### Aim
Output the data verbatim from its first line through the line containing "watermark: reshebnik5-11.ru xyxy=(60,170,212,195)", with both of those lines included.

### Record set
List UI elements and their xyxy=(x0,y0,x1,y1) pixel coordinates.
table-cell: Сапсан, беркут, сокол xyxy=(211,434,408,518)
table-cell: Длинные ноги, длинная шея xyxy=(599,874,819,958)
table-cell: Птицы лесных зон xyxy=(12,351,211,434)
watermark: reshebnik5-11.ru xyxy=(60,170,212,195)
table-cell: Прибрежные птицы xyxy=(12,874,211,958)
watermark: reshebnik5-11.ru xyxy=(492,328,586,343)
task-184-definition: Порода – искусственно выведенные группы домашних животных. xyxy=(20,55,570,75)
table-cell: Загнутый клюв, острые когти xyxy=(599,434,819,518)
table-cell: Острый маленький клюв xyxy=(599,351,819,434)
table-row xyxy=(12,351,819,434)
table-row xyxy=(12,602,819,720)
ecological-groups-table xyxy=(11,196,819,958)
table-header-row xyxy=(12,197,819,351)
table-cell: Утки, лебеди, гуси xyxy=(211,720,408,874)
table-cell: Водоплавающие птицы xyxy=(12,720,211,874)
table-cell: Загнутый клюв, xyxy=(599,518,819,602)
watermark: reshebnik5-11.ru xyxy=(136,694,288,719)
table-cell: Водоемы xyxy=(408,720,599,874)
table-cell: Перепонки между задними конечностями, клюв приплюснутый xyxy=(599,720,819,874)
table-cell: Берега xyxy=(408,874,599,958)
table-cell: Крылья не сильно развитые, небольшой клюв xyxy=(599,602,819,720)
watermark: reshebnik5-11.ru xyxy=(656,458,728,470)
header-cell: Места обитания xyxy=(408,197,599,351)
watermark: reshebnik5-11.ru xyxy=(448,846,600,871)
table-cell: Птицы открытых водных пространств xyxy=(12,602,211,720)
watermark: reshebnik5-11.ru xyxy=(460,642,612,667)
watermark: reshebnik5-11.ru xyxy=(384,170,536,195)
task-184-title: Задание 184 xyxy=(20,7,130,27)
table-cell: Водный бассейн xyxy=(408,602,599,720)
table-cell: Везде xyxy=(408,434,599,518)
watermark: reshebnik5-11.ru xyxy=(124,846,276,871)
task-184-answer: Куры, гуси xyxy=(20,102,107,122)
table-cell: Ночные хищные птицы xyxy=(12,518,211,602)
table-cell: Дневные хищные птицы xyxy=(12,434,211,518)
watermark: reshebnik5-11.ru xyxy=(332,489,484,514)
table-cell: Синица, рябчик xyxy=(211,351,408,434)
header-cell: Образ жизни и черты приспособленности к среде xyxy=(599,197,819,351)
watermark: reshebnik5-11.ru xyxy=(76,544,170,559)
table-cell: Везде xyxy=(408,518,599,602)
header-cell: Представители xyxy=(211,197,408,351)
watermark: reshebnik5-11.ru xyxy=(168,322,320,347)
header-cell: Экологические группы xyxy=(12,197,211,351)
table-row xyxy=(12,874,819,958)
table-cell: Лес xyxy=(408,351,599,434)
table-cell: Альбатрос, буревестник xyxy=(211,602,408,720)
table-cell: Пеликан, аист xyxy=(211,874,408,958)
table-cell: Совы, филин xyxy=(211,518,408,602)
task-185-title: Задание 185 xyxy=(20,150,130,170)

### Solution to the problem
List UI elements and their xyxy=(x0,y0,x1,y1) pixel coordinates.
table-cell: Сапсан, беркут, сокол xyxy=(211,434,408,518)
table-cell: Длинные ноги, длинная шея xyxy=(599,874,819,958)
table-cell: Птицы лесных зон xyxy=(12,351,211,434)
watermark: reshebnik5-11.ru xyxy=(60,170,212,195)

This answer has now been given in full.